* Exercise inputs:

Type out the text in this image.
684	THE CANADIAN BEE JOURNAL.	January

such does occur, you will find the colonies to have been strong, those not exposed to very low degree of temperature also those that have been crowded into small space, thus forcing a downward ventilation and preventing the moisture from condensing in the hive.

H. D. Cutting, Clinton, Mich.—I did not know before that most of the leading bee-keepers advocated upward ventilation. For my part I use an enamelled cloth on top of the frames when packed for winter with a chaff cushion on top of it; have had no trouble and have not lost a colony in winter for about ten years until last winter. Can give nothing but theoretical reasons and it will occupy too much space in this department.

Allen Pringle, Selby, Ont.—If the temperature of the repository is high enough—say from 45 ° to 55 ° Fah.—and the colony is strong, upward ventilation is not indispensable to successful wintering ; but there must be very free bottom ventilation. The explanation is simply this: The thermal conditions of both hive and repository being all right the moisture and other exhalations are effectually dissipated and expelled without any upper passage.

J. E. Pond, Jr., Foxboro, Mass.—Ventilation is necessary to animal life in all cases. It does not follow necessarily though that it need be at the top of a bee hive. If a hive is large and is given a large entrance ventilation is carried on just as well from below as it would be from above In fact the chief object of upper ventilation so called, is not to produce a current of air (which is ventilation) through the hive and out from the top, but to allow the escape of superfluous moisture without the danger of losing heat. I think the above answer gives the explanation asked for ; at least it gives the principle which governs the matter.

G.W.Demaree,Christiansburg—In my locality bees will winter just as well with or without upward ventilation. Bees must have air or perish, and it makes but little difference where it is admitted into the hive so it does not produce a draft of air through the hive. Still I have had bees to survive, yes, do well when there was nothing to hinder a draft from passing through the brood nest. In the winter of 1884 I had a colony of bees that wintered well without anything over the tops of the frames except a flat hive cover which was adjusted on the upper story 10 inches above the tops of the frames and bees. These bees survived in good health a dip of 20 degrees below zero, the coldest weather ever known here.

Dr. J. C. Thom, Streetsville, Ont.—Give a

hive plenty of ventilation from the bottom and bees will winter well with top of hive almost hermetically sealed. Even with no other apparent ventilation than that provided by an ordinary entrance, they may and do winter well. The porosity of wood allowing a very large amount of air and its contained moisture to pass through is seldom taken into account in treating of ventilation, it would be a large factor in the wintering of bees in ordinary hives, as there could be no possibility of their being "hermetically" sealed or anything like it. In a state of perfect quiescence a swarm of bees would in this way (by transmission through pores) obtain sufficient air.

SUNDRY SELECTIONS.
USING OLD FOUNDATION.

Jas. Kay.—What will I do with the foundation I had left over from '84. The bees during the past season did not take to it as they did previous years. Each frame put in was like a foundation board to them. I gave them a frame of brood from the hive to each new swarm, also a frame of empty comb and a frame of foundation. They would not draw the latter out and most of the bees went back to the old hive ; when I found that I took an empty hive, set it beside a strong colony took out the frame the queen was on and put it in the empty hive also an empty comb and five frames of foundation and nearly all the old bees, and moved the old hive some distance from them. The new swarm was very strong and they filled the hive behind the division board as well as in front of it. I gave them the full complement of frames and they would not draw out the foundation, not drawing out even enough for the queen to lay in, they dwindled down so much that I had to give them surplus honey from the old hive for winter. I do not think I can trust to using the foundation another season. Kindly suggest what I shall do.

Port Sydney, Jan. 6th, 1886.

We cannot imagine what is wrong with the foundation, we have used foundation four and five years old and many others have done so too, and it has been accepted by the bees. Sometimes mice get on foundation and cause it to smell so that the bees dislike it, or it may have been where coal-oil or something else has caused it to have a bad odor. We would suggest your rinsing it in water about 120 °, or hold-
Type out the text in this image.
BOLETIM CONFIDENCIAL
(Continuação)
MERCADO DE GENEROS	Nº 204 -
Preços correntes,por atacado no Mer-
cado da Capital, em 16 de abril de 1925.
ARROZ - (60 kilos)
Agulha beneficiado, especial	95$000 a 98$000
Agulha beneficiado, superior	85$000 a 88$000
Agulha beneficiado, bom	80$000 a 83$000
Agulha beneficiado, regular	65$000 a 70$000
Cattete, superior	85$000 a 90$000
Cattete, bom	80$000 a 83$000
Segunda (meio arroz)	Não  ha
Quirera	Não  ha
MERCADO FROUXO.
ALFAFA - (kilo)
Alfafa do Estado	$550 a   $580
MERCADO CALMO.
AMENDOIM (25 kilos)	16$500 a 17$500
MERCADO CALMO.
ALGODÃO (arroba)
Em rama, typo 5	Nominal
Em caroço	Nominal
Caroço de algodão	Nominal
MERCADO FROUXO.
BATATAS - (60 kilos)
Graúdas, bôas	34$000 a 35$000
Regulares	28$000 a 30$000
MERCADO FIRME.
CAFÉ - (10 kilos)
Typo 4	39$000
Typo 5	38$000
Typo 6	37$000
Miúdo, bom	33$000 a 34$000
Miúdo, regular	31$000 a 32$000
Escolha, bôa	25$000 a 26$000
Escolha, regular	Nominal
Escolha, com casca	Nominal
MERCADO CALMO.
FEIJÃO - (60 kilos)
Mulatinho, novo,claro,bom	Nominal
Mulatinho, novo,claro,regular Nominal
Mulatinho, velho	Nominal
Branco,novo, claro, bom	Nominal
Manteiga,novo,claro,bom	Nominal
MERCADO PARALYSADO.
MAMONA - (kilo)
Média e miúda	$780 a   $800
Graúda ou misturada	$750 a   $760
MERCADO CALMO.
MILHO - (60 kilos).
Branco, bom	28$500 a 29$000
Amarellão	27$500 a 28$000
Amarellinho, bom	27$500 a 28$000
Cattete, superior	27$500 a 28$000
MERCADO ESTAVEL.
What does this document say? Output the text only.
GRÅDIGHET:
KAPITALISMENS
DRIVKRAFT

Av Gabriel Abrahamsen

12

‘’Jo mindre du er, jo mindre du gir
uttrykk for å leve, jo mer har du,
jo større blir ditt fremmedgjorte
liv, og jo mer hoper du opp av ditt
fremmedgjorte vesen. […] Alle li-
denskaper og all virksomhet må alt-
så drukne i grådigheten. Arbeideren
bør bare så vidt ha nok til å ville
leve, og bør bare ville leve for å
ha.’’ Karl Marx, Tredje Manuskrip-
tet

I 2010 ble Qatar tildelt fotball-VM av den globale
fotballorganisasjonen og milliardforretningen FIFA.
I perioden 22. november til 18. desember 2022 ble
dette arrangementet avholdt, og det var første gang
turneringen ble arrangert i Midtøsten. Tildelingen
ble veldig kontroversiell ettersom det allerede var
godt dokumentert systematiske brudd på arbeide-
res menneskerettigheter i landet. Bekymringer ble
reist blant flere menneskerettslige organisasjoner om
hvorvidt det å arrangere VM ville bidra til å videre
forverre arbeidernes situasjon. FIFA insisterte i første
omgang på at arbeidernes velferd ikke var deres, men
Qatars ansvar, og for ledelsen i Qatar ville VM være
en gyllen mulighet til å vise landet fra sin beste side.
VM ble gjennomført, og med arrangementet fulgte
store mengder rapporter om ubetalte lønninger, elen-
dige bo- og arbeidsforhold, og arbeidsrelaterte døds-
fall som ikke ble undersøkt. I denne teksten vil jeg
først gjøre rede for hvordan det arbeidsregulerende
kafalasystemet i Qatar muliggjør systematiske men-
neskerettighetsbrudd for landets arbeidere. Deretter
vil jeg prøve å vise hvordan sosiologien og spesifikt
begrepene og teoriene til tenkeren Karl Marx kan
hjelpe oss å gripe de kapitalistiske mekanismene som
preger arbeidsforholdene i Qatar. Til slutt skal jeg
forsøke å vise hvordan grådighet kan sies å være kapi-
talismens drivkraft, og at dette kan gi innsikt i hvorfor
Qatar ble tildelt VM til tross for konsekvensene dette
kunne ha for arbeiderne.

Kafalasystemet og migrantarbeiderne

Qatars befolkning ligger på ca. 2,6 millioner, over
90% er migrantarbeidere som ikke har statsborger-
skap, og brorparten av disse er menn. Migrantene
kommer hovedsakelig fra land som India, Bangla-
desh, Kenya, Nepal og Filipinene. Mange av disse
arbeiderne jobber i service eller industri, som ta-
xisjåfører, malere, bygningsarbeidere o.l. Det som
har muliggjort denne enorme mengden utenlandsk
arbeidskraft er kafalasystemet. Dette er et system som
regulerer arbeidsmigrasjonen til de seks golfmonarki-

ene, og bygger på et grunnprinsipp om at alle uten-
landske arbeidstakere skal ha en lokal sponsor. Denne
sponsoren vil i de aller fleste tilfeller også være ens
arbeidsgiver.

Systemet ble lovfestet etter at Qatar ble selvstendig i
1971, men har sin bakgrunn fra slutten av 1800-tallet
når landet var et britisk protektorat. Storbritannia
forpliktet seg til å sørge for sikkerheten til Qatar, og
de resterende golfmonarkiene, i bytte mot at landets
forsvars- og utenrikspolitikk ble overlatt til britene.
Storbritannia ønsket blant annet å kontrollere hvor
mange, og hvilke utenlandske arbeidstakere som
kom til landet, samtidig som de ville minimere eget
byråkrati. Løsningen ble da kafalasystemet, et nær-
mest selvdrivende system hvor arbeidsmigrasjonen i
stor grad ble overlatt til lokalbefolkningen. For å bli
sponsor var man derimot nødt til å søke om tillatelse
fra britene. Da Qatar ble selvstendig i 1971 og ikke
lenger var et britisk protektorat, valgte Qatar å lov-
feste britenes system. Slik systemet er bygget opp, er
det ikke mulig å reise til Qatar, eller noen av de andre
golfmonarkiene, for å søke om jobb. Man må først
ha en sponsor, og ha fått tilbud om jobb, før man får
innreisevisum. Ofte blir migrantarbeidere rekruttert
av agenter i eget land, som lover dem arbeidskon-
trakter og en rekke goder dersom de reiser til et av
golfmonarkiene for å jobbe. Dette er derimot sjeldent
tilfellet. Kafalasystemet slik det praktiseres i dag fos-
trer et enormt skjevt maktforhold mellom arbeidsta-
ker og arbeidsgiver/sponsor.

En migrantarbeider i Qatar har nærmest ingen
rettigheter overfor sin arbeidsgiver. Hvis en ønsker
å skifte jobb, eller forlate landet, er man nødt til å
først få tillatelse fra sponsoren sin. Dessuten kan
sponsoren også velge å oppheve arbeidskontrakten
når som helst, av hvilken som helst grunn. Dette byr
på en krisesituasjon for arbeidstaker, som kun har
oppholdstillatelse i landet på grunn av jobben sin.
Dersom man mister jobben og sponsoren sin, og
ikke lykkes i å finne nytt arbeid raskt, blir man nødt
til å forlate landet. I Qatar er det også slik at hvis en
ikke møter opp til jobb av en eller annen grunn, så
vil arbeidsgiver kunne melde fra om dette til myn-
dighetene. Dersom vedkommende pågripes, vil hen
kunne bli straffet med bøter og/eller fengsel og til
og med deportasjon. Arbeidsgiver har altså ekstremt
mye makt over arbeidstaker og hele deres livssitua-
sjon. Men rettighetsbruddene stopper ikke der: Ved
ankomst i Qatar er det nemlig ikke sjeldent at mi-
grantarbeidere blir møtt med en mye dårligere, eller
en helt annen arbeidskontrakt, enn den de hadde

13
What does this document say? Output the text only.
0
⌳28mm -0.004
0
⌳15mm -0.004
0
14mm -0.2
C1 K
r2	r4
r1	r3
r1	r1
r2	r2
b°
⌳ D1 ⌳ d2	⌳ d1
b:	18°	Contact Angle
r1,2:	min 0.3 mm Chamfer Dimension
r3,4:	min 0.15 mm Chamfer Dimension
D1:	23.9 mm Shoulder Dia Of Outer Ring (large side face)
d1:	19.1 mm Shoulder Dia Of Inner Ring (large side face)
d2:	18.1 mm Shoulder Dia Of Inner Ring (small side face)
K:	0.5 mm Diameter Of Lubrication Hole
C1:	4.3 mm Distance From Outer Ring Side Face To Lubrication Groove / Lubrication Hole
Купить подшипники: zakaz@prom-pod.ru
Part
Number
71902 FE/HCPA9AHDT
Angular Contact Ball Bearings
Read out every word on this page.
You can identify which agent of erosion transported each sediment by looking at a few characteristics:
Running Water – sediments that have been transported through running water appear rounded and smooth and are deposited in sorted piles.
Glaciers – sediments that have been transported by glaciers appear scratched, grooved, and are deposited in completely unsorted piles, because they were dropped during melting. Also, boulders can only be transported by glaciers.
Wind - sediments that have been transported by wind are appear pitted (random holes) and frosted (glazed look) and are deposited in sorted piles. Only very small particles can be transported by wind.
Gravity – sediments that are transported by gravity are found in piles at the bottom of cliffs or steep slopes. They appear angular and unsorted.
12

* Written task: Find the word "water" in the records and pull out each line that has it.

* Solution for this problem:
We cannot imagine what is wrong with the foundation, we have used foundation four and five years old and many others have done so too, and it has been accepted by the bees. Sometimes mice get on foundation and cause it to smell so that the bees dislike it, or it may have been where coal-oil or something else has caused it to have a bad odor. We would suggest your rinsing it in water about 120 °, or hold-
Running Water – sediments that have been transported through running water appear rounded and smooth and are deposited in sorted piles.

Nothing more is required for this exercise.